Looking through the listing, how many of its lines hold the word "JSON"? Answer with only the number.
══ Data to use ══
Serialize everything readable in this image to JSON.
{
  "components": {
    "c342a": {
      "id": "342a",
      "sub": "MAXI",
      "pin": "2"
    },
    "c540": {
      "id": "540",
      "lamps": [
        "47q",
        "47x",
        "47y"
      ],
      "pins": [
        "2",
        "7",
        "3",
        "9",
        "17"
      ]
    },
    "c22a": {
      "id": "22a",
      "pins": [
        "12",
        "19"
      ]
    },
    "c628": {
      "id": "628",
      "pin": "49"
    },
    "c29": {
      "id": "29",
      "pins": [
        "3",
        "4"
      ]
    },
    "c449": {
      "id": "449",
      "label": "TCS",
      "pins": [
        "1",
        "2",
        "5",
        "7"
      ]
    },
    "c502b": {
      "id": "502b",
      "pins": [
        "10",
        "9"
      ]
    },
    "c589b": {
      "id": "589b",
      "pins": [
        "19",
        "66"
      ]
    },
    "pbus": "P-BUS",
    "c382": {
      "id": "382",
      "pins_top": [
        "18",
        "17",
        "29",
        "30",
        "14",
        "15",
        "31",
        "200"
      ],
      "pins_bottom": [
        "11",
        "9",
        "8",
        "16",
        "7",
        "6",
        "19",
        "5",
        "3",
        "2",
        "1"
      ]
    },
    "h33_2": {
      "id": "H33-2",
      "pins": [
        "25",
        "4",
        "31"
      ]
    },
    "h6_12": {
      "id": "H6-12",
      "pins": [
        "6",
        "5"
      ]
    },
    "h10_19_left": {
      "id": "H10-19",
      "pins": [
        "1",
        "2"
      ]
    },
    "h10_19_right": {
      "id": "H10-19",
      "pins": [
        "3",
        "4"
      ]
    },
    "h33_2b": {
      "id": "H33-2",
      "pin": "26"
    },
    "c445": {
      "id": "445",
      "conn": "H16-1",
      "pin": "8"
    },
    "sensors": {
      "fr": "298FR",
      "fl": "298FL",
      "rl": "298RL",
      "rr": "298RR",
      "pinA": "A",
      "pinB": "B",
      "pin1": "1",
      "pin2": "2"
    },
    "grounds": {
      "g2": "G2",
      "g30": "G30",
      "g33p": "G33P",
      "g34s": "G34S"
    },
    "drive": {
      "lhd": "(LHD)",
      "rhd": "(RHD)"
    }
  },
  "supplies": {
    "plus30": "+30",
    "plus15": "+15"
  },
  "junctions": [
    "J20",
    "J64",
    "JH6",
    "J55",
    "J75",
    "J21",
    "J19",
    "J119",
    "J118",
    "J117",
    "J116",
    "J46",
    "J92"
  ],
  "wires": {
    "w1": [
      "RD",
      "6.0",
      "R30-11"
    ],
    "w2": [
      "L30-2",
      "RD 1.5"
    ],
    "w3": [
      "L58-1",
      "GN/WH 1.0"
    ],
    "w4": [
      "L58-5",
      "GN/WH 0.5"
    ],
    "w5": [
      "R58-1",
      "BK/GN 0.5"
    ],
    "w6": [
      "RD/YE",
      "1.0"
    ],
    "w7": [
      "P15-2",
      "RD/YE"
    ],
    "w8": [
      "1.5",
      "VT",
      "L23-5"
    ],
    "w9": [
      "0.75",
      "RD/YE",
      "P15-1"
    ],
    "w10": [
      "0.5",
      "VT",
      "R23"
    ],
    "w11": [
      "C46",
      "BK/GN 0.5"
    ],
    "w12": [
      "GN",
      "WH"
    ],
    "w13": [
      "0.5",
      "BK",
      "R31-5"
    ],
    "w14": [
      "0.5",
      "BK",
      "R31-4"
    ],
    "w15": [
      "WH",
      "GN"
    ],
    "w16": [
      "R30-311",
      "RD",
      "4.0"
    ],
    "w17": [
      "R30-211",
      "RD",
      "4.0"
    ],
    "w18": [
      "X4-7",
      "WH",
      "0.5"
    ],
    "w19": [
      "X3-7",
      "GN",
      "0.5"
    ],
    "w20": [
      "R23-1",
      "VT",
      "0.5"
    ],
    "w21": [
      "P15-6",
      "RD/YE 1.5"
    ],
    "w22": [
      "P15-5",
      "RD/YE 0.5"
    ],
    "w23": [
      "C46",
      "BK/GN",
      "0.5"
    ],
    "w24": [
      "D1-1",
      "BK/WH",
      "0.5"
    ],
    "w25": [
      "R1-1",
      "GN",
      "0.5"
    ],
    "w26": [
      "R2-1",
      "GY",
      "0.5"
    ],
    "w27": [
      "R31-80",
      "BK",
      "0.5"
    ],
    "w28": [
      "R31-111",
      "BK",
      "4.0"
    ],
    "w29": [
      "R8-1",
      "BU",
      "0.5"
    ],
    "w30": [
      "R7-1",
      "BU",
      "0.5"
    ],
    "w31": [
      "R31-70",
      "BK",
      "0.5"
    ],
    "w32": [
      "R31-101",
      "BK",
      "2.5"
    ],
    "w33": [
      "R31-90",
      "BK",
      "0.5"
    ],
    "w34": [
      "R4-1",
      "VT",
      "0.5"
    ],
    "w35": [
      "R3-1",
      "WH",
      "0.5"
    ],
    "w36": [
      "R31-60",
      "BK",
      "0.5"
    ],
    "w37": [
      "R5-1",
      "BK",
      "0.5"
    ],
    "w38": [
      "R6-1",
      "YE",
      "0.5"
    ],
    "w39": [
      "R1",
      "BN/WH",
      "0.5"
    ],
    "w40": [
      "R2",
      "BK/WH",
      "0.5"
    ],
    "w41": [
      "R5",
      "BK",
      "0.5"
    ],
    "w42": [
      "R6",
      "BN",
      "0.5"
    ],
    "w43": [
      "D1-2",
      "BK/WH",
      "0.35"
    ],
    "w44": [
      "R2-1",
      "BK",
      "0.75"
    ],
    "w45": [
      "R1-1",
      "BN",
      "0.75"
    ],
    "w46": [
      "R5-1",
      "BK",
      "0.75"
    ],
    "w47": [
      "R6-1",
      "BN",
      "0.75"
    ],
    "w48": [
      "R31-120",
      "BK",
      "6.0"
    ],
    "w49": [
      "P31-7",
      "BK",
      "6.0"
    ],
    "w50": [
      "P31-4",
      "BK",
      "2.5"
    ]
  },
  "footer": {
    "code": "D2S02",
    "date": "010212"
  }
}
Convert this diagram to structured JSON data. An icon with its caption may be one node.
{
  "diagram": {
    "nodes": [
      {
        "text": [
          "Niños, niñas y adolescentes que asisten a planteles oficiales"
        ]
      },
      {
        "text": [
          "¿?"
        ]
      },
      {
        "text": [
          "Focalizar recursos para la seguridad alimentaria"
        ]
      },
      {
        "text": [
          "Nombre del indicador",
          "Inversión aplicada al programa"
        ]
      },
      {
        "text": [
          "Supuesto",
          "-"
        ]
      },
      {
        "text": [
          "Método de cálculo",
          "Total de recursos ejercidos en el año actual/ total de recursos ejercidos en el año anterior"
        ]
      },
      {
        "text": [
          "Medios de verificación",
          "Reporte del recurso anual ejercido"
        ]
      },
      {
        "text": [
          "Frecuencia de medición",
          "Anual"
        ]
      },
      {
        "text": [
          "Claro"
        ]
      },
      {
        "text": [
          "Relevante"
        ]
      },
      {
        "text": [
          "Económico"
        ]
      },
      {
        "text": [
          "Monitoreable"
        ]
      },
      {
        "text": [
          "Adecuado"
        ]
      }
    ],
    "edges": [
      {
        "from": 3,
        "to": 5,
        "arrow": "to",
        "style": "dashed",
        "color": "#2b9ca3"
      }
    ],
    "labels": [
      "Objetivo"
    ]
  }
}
═══
Worked solution
2